• _Given instruction_
Extract each line of the material that follows exactly and omit its pictures.

• _Input_
--

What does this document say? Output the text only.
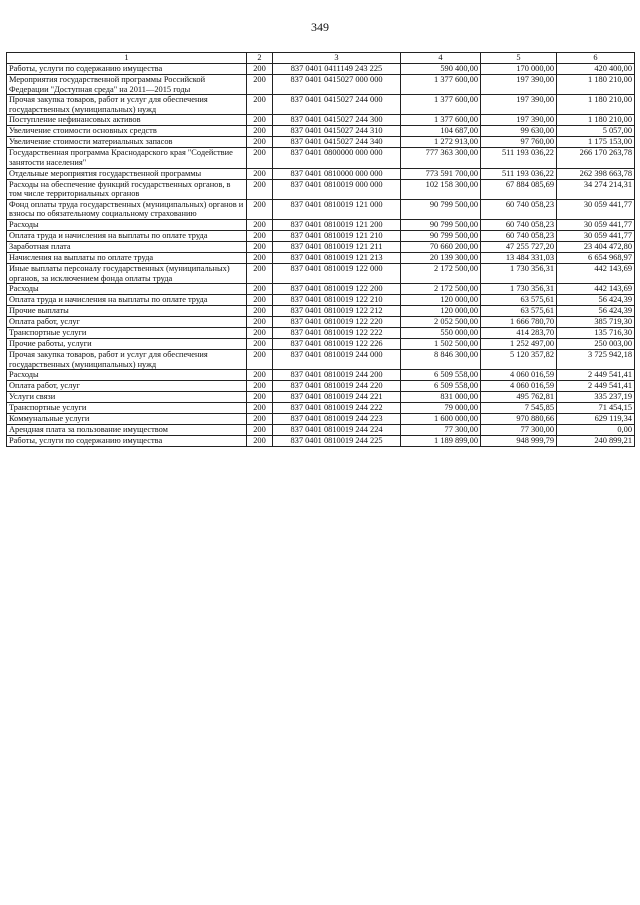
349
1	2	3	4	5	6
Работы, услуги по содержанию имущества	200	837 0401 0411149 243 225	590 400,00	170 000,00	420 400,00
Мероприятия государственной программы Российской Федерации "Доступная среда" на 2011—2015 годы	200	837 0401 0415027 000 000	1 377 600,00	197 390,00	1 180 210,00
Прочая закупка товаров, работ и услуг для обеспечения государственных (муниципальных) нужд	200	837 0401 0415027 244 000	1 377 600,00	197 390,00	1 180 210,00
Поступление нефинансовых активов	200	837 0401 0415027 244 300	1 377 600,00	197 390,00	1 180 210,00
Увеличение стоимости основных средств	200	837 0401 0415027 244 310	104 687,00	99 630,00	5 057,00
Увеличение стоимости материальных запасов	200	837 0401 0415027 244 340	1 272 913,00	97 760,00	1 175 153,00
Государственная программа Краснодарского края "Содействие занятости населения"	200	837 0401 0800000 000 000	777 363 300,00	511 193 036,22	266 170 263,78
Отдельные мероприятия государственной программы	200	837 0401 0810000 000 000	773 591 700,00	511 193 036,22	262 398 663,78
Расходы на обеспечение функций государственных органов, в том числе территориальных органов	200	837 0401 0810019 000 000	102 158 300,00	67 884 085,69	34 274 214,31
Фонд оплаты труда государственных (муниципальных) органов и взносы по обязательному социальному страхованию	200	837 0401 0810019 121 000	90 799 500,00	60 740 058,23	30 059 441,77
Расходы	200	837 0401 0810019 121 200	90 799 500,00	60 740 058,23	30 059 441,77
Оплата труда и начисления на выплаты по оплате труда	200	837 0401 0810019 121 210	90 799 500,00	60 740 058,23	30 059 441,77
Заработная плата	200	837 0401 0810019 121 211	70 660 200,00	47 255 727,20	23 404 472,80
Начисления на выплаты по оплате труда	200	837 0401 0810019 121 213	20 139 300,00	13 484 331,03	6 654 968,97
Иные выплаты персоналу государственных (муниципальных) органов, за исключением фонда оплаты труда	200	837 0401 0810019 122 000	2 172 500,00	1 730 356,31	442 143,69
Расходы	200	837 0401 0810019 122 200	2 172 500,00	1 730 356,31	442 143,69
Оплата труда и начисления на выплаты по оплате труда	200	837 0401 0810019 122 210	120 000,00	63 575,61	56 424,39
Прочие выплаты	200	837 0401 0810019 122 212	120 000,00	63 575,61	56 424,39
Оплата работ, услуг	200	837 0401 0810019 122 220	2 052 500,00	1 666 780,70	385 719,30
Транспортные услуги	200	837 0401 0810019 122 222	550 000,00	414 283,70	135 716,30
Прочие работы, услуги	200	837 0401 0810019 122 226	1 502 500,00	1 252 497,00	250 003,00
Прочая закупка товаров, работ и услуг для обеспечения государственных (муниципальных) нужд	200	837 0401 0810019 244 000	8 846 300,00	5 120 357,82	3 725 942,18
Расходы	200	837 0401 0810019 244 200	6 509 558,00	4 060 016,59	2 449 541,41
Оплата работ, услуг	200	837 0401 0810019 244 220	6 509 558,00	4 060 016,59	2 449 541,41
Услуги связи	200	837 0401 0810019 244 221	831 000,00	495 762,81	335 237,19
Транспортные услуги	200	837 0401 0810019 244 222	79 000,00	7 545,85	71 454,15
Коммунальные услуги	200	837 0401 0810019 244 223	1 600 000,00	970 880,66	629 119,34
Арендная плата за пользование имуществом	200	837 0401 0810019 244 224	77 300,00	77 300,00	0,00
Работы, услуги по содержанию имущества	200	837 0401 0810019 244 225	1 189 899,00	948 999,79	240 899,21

--

• _Result_
What does this document say? Output the text only.
349
1	2	3	4	5	6
Работы, услуги по содержанию имущества	200	837 0401 0411149 243 225	590 400,00	170 000,00	420 400,00
Мероприятия государственной программы Российской Федерации "Доступная среда" на 2011—2015 годы	200	837 0401 0415027 000 000	1 377 600,00	197 390,00	1 180 210,00
Прочая закупка товаров, работ и услуг для обеспечения государственных (муниципальных) нужд	200	837 0401 0415027 244 000	1 377 600,00	197 390,00	1 180 210,00
Поступление нефинансовых активов	200	837 0401 0415027 244 300	1 377 600,00	197 390,00	1 180 210,00
Увеличение стоимости основных средств	200	837 0401 0415027 244 310	104 687,00	99 630,00	5 057,00
Увеличение стоимости материальных запасов	200	837 0401 0415027 244 340	1 272 913,00	97 760,00	1 175 153,00
Государственная программа Краснодарского края "Содействие занятости населения"	200	837 0401 0800000 000 000	777 363 300,00	511 193 036,22	266 170 263,78
Отдельные мероприятия государственной программы	200	837 0401 0810000 000 000	773 591 700,00	511 193 036,22	262 398 663,78
Расходы на обеспечение функций государственных органов, в том числе территориальных органов	200	837 0401 0810019 000 000	102 158 300,00	67 884 085,69	34 274 214,31
Фонд оплаты труда государственных (муниципальных) органов и взносы по обязательному социальному страхованию	200	837 0401 0810019 121 000	90 799 500,00	60 740 058,23	30 059 441,77
Расходы	200	837 0401 0810019 121 200	90 799 500,00	60 740 058,23	30 059 441,77
Оплата труда и начисления на выплаты по оплате труда	200	837 0401 0810019 121 210	90 799 500,00	60 740 058,23	30 059 441,77
Заработная плата	200	837 0401 0810019 121 211	70 660 200,00	47 255 727,20	23 404 472,80
Начисления на выплаты по оплате труда	200	837 0401 0810019 121 213	20 139 300,00	13 484 331,03	6 654 968,97
Иные выплаты персоналу государственных (муниципальных) органов, за исключением фонда оплаты труда	200	837 0401 0810019 122 000	2 172 500,00	1 730 356,31	442 143,69
Расходы	200	837 0401 0810019 122 200	2 172 500,00	1 730 356,31	442 143,69
Оплата труда и начисления на выплаты по оплате труда	200	837 0401 0810019 122 210	120 000,00	63 575,61	56 424,39
Прочие выплаты	200	837 0401 0810019 122 212	120 000,00	63 575,61	56 424,39
Оплата работ, услуг	200	837 0401 0810019 122 220	2 052 500,00	1 666 780,70	385 719,30
Транспортные услуги	200	837 0401 0810019 122 222	550 000,00	414 283,70	135 716,30
Прочие работы, услуги	200	837 0401 0810019 122 226	1 502 500,00	1 252 497,00	250 003,00
Прочая закупка товаров, работ и услуг для обеспечения государственных (муниципальных) нужд	200	837 0401 0810019 244 000	8 846 300,00	5 120 357,82	3 725 942,18
Расходы	200	837 0401 0810019 244 200	6 509 558,00	4 060 016,59	2 449 541,41
Оплата работ, услуг	200	837 0401 0810019 244 220	6 509 558,00	4 060 016,59	2 449 541,41
Услуги связи	200	837 0401 0810019 244 221	831 000,00	495 762,81	335 237,19
Транспортные услуги	200	837 0401 0810019 244 222	79 000,00	7 545,85	71 454,15
Коммунальные услуги	200	837 0401 0810019 244 223	1 600 000,00	970 880,66	629 119,34
Арендная плата за пользование имуществом	200	837 0401 0810019 244 224	77 300,00	77 300,00	0,00
Работы, услуги по содержанию имущества	200	837 0401 0810019 244 225	1 189 899,00	948 999,79	240 899,21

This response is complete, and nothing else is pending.